WHAT IS REQUIRED: Retype the listing that follows, word for word.

================================

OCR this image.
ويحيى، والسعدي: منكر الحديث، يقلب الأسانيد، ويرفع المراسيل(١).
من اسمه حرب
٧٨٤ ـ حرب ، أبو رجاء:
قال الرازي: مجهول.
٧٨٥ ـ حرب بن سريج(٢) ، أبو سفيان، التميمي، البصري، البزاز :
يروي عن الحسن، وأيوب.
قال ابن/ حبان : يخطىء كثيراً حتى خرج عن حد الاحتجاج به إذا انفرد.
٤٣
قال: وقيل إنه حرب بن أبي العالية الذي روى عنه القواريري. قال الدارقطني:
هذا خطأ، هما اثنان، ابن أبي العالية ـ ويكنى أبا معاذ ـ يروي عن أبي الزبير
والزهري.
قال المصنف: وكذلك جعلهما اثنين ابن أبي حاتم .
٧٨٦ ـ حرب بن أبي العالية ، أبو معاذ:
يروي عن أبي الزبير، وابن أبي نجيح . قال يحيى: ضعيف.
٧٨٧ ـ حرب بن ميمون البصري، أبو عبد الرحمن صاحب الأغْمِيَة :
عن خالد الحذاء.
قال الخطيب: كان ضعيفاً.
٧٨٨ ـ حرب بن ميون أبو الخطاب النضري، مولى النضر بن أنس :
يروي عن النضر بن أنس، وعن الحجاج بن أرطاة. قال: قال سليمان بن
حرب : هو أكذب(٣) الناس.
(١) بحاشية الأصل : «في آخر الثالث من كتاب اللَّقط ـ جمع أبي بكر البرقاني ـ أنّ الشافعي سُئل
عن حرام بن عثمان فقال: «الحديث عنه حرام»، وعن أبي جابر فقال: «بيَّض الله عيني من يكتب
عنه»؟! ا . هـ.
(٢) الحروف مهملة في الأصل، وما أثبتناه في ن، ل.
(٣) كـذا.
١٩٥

================================

ANSWER IN FULL:
OCR this image.
ويحيى، والسعدي: منكر الحديث، يقلب الأسانيد، ويرفع المراسيل(١).
من اسمه حرب
٧٨٤ ـ حرب ، أبو رجاء:
قال الرازي: مجهول.
٧٨٥ ـ حرب بن سريج(٢) ، أبو سفيان، التميمي، البصري، البزاز :
يروي عن الحسن، وأيوب.
قال ابن/ حبان : يخطىء كثيراً حتى خرج عن حد الاحتجاج به إذا انفرد.
٤٣
قال: وقيل إنه حرب بن أبي العالية الذي روى عنه القواريري. قال الدارقطني:
هذا خطأ، هما اثنان، ابن أبي العالية ـ ويكنى أبا معاذ ـ يروي عن أبي الزبير
والزهري.
قال المصنف: وكذلك جعلهما اثنين ابن أبي حاتم .
٧٨٦ ـ حرب بن أبي العالية ، أبو معاذ:
يروي عن أبي الزبير، وابن أبي نجيح . قال يحيى: ضعيف.
٧٨٧ ـ حرب بن ميمون البصري، أبو عبد الرحمن صاحب الأغْمِيَة :
عن خالد الحذاء.
قال الخطيب: كان ضعيفاً.
٧٨٨ ـ حرب بن ميون أبو الخطاب النضري، مولى النضر بن أنس :
يروي عن النضر بن أنس، وعن الحجاج بن أرطاة. قال: قال سليمان بن
حرب : هو أكذب(٣) الناس.
(١) بحاشية الأصل : «في آخر الثالث من كتاب اللَّقط ـ جمع أبي بكر البرقاني ـ أنّ الشافعي سُئل
عن حرام بن عثمان فقال: «الحديث عنه حرام»، وعن أبي جابر فقال: «بيَّض الله عيني من يكتب
عنه»؟! ا . هـ.
(٢) الحروف مهملة في الأصل، وما أثبتناه في ن، ل.
(٣) كـذا.
١٩٥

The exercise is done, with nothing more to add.